#### WHAT YOU SHOULD DO:
Copy each line of the data below with the word "Uniques".

▼

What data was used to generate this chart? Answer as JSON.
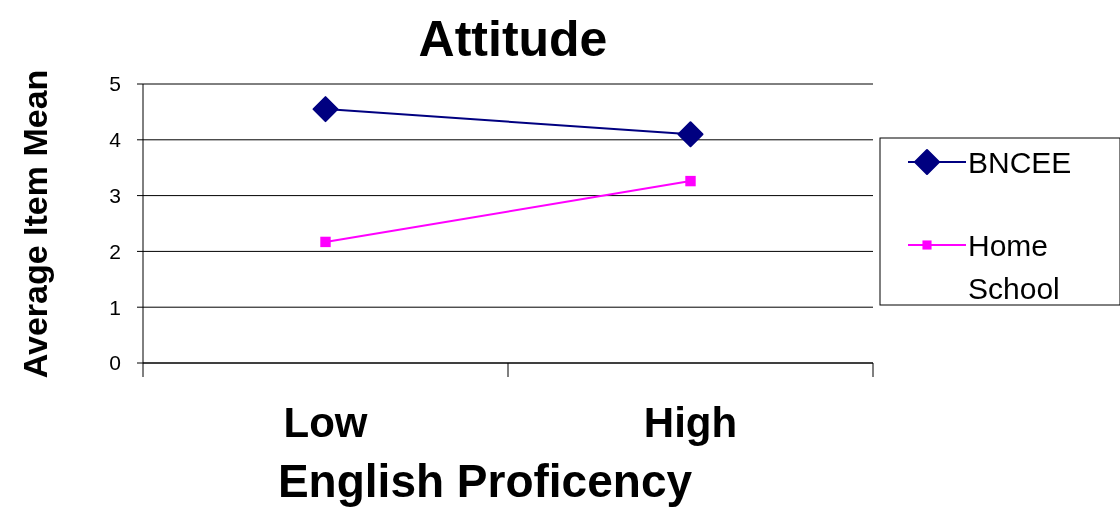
{
  "chart_data": {
    "type": "line",
    "title": "Attitude",
    "xlabel": "English Proficency",
    "ylabel": "Average Item Mean",
    "categories": [
      "Low",
      "High"
    ],
    "series": [
      {
        "name": "BNCEE",
        "color": "#000080",
        "marker": "diamond",
        "values": [
          4.55,
          4.1
        ]
      },
      {
        "name": "Home School",
        "color": "#ff00ff",
        "marker": "square",
        "values": [
          2.17,
          3.26
        ]
      }
    ],
    "ylim": [
      0,
      5
    ],
    "yticks": [
      0,
      1,
      2,
      3,
      4,
      5
    ],
    "grid": "y",
    "legend": "right"
  }
}
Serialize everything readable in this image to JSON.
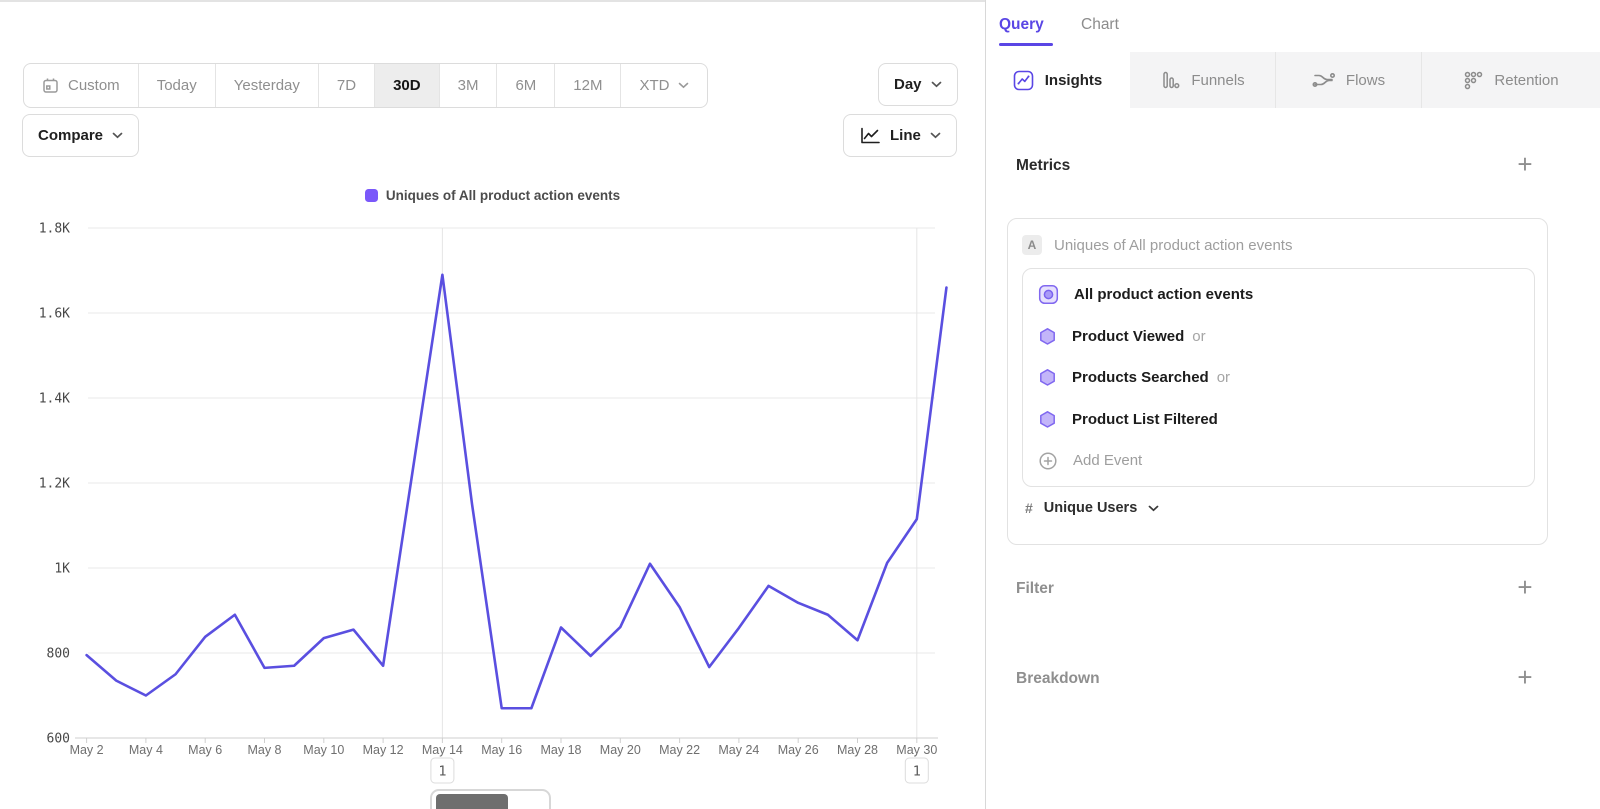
{
  "colors": {
    "accent": "#5a46e5",
    "line": "#5a4fe0",
    "legend_swatch": "#7a58fa",
    "hexagon_fill": "#c3b5f9",
    "hexagon_stroke": "#8068f0"
  },
  "toolbar": {
    "date_ranges": [
      "Custom",
      "Today",
      "Yesterday",
      "7D",
      "30D",
      "3M",
      "6M",
      "12M",
      "XTD"
    ],
    "active_range": "30D",
    "granularity": "Day",
    "compare": "Compare",
    "chart_type": "Line"
  },
  "legend": {
    "label": "Uniques of All product action events"
  },
  "panel": {
    "view_tabs": {
      "query": "Query",
      "chart": "Chart"
    },
    "report_tabs": {
      "insights": "Insights",
      "funnels": "Funnels",
      "flows": "Flows",
      "retention": "Retention"
    },
    "metrics": {
      "title": "Metrics",
      "add": "+",
      "row_badge": "A",
      "row_label": "Uniques of All product action events",
      "events": [
        {
          "name": "All product action events",
          "suffix": ""
        },
        {
          "name": "Product Viewed",
          "suffix": "or"
        },
        {
          "name": "Products Searched",
          "suffix": "or"
        },
        {
          "name": "Product List Filtered",
          "suffix": ""
        }
      ],
      "add_event": "Add Event",
      "aggregation_prefix": "#",
      "aggregation": "Unique Users"
    },
    "filter": {
      "title": "Filter",
      "add": "+"
    },
    "breakdown": {
      "title": "Breakdown",
      "add": "+"
    }
  },
  "chart_data": {
    "type": "line",
    "title": "",
    "legend": [
      "Uniques of All product action events"
    ],
    "x": [
      "May 2",
      "May 3",
      "May 4",
      "May 5",
      "May 6",
      "May 7",
      "May 8",
      "May 9",
      "May 10",
      "May 11",
      "May 12",
      "May 13",
      "May 14",
      "May 15",
      "May 16",
      "May 17",
      "May 18",
      "May 19",
      "May 20",
      "May 21",
      "May 22",
      "May 23",
      "May 24",
      "May 25",
      "May 26",
      "May 27",
      "May 28",
      "May 29",
      "May 30",
      "May 31"
    ],
    "series": [
      {
        "name": "Uniques of All product action events",
        "color": "#5a4fe0",
        "values": [
          795,
          735,
          700,
          750,
          838,
          890,
          765,
          770,
          835,
          855,
          770,
          1230,
          1690,
          1150,
          670,
          670,
          860,
          793,
          861,
          1010,
          908,
          767,
          859,
          958,
          918,
          890,
          830,
          1012,
          1115,
          1660
        ]
      }
    ],
    "ylim": [
      600,
      1800
    ],
    "yticks": [
      "600",
      "800",
      "1K",
      "1.2K",
      "1.4K",
      "1.6K",
      "1.8K"
    ],
    "xtick_labels": [
      "May 2",
      "May 4",
      "May 6",
      "May 8",
      "May 10",
      "May 12",
      "May 14",
      "May 16",
      "May 18",
      "May 20",
      "May 22",
      "May 24",
      "May 26",
      "May 28",
      "May 30"
    ],
    "annotations": [
      {
        "x": "May 14",
        "label": "1"
      },
      {
        "x": "May 30",
        "label": "1"
      }
    ],
    "grid": true,
    "legend_position": "top-center"
  }
}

▲

#### WRITTEN REPLY:
    "label": "Uniques of All product action events"
      "row_label": "Uniques of All product action events",
      "Uniques of All product action events"
        "name": "Uniques of All product action events",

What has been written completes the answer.